- [WHAT NEEDS TO BE DONE]: Retype the complete listing exactly as it appears.

- [THE DATA]:
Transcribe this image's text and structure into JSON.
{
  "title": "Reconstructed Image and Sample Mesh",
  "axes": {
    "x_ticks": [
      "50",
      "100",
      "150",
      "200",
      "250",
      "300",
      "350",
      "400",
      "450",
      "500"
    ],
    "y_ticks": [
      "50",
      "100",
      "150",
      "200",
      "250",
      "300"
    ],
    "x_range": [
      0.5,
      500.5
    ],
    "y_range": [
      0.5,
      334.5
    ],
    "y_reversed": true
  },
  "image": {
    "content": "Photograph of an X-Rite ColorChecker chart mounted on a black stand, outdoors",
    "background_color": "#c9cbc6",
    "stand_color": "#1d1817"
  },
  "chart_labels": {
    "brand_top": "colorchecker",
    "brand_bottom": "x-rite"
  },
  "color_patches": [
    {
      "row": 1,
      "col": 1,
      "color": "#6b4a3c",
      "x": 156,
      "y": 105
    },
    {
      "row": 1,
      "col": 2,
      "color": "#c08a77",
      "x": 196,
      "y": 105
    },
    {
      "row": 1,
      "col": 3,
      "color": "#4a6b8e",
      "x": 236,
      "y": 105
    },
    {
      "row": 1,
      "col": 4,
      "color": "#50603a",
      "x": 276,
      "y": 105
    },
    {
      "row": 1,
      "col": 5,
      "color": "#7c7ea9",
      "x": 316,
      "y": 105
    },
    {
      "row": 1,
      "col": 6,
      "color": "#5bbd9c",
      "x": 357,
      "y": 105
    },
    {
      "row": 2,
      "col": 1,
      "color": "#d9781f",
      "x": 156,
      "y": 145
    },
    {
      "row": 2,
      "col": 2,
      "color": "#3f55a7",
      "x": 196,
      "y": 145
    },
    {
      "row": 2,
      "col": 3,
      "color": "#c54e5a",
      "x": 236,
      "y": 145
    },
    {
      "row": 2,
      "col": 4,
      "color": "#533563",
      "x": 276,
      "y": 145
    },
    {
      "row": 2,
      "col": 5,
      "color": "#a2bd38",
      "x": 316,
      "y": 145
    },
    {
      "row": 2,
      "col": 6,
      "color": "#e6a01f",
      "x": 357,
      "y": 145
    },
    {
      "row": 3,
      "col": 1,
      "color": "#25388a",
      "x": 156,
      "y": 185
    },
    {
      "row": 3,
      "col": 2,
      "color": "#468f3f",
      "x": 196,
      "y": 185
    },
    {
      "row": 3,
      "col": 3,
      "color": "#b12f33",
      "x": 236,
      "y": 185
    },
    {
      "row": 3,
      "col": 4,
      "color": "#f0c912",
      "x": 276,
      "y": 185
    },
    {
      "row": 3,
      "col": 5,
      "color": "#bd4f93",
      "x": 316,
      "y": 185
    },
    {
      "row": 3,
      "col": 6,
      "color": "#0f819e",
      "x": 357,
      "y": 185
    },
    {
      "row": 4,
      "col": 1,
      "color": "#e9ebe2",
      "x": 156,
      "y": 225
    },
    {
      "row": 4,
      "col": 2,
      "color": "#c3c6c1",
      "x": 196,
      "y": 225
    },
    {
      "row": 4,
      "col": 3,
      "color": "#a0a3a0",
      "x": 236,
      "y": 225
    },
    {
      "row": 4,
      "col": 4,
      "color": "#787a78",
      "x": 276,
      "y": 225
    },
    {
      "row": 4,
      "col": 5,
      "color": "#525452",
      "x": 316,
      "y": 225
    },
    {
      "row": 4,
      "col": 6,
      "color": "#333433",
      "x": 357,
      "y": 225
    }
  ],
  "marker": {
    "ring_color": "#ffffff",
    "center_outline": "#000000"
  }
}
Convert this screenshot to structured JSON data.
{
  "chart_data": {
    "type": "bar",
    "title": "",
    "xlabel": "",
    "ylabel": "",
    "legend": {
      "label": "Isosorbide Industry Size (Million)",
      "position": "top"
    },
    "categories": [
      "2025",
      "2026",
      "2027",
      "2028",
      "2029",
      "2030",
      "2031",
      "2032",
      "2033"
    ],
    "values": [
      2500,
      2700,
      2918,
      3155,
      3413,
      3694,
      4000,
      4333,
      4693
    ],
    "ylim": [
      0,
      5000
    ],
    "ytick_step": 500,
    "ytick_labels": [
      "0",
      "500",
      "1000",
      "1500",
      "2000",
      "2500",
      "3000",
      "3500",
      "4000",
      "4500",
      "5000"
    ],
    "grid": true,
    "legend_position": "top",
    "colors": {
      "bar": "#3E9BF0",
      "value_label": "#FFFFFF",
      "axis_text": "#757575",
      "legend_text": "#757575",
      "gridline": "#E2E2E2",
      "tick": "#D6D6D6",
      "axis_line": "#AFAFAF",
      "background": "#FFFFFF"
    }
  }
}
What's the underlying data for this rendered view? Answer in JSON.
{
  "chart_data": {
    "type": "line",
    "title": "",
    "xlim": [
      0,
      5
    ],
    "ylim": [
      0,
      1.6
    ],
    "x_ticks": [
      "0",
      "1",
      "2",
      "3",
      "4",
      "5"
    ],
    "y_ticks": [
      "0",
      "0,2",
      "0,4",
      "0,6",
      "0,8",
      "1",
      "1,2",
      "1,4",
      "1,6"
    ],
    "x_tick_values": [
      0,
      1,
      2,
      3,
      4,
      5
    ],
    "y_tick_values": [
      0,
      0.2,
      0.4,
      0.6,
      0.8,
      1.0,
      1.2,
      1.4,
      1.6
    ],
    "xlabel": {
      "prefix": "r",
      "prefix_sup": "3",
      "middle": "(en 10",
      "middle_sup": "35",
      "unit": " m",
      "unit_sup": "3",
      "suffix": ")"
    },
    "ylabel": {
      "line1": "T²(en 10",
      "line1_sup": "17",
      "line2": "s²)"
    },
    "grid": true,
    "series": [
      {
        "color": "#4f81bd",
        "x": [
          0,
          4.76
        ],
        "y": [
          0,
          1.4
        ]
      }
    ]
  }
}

- [SOLUTION TO THIS TASK]:
Transcribe this image's text and structure into JSON.
{
  "title": "Reconstructed Image and Sample Mesh",
  "axes": {
    "x_ticks": [
      "50",
      "100",
      "150",
      "200",
      "250",
      "300",
      "350",
      "400",
      "450",
      "500"
    ],
    "y_ticks": [
      "50",
      "100",
      "150",
      "200",
      "250",
      "300"
    ],
    "x_range": [
      0.5,
      500.5
    ],
    "y_range": [
      0.5,
      334.5
    ],
    "y_reversed": true
  },
  "image": {
    "content": "Photograph of an X-Rite ColorChecker chart mounted on a black stand, outdoors",
    "background_color": "#c9cbc6",
    "stand_color": "#1d1817"
  },
  "chart_labels": {
    "brand_top": "colorchecker",
    "brand_bottom": "x-rite"
  },
  "color_patches": [
    {
      "row": 1,
      "col": 1,
      "color": "#6b4a3c",
      "x": 156,
      "y": 105
    },
    {
      "row": 1,
      "col": 2,
      "color": "#c08a77",
      "x": 196,
      "y": 105
    },
    {
      "row": 1,
      "col": 3,
      "color": "#4a6b8e",
      "x": 236,
      "y": 105
    },
    {
      "row": 1,
      "col": 4,
      "color": "#50603a",
      "x": 276,
      "y": 105
    },
    {
      "row": 1,
      "col": 5,
      "color": "#7c7ea9",
      "x": 316,
      "y": 105
    },
    {
      "row": 1,
      "col": 6,
      "color": "#5bbd9c",
      "x": 357,
      "y": 105
    },
    {
      "row": 2,
      "col": 1,
      "color": "#d9781f",
      "x": 156,
      "y": 145
    },
    {
      "row": 2,
      "col": 2,
      "color": "#3f55a7",
      "x": 196,
      "y": 145
    },
    {
      "row": 2,
      "col": 3,
      "color": "#c54e5a",
      "x": 236,
      "y": 145
    },
    {
      "row": 2,
      "col": 4,
      "color": "#533563",
      "x": 276,
      "y": 145
    },
    {
      "row": 2,
      "col": 5,
      "color": "#a2bd38",
      "x": 316,
      "y": 145
    },
    {
      "row": 2,
      "col": 6,
      "color": "#e6a01f",
      "x": 357,
      "y": 145
    },
    {
      "row": 3,
      "col": 1,
      "color": "#25388a",
      "x": 156,
      "y": 185
    },
    {
      "row": 3,
      "col": 2,
      "color": "#468f3f",
      "x": 196,
      "y": 185
    },
    {
      "row": 3,
      "col": 3,
      "color": "#b12f33",
      "x": 236,
      "y": 185
    },
    {
      "row": 3,
      "col": 4,
      "color": "#f0c912",
      "x": 276,
      "y": 185
    },
    {
      "row": 3,
      "col": 5,
      "color": "#bd4f93",
      "x": 316,
      "y": 185
    },
    {
      "row": 3,
      "col": 6,
      "color": "#0f819e",
      "x": 357,
      "y": 185
    },
    {
      "row": 4,
      "col": 1,
      "color": "#e9ebe2",
      "x": 156,
      "y": 225
    },
    {
      "row": 4,
      "col": 2,
      "color": "#c3c6c1",
      "x": 196,
      "y": 225
    },
    {
      "row": 4,
      "col": 3,
      "color": "#a0a3a0",
      "x": 236,
      "y": 225
    },
    {
      "row": 4,
      "col": 4,
      "color": "#787a78",
      "x": 276,
      "y": 225
    },
    {
      "row": 4,
      "col": 5,
      "color": "#525452",
      "x": 316,
      "y": 225
    },
    {
      "row": 4,
      "col": 6,
      "color": "#333433",
      "x": 357,
      "y": 225
    }
  ],
  "marker": {
    "ring_color": "#ffffff",
    "center_outline": "#000000"
  }
}
Convert this screenshot to structured JSON data.
{
  "chart_data": {
    "type": "bar",
    "title": "",
    "xlabel": "",
    "ylabel": "",
    "legend": {
      "label": "Isosorbide Industry Size (Million)",
      "position": "top"
    },
    "categories": [
      "2025",
      "2026",
      "2027",
      "2028",
      "2029",
      "2030",
      "2031",
      "2032",
      "2033"
    ],
    "values": [
      2500,
      2700,
      2918,
      3155,
      3413,
      3694,
      4000,
      4333,
      4693
    ],
    "ylim": [
      0,
      5000
    ],
    "ytick_step": 500,
    "ytick_labels": [
      "0",
      "500",
      "1000",
      "1500",
      "2000",
      "2500",
      "3000",
      "3500",
      "4000",
      "4500",
      "5000"
    ],
    "grid": true,
    "legend_position": "top",
    "colors": {
      "bar": "#3E9BF0",
      "value_label": "#FFFFFF",
      "axis_text": "#757575",
      "legend_text": "#757575",
      "gridline": "#E2E2E2",
      "tick": "#D6D6D6",
      "axis_line": "#AFAFAF",
      "background": "#FFFFFF"
    }
  }
}
What's the underlying data for this rendered view? Answer in JSON.
{
  "chart_data": {
    "type": "line",
    "title": "",
    "xlim": [
      0,
      5
    ],
    "ylim": [
      0,
      1.6
    ],
    "x_ticks": [
      "0",
      "1",
      "2",
      "3",
      "4",
      "5"
    ],
    "y_ticks": [
      "0",
      "0,2",
      "0,4",
      "0,6",
      "0,8",
      "1",
      "1,2",
      "1,4",
      "1,6"
    ],
    "x_tick_values": [
      0,
      1,
      2,
      3,
      4,
      5
    ],
    "y_tick_values": [
      0,
      0.2,
      0.4,
      0.6,
      0.8,
      1.0,
      1.2,
      1.4,
      1.6
    ],
    "xlabel": {
      "prefix": "r",
      "prefix_sup": "3",
      "middle": "(en 10",
      "middle_sup": "35",
      "unit": " m",
      "unit_sup": "3",
      "suffix": ")"
    },
    "ylabel": {
      "line1": "T²(en 10",
      "line1_sup": "17",
      "line2": "s²)"
    },
    "grid": true,
    "series": [
      {
        "color": "#4f81bd",
        "x": [
          0,
          4.76
        ],
        "y": [
          0,
          1.4
        ]
      }
    ]
  }
}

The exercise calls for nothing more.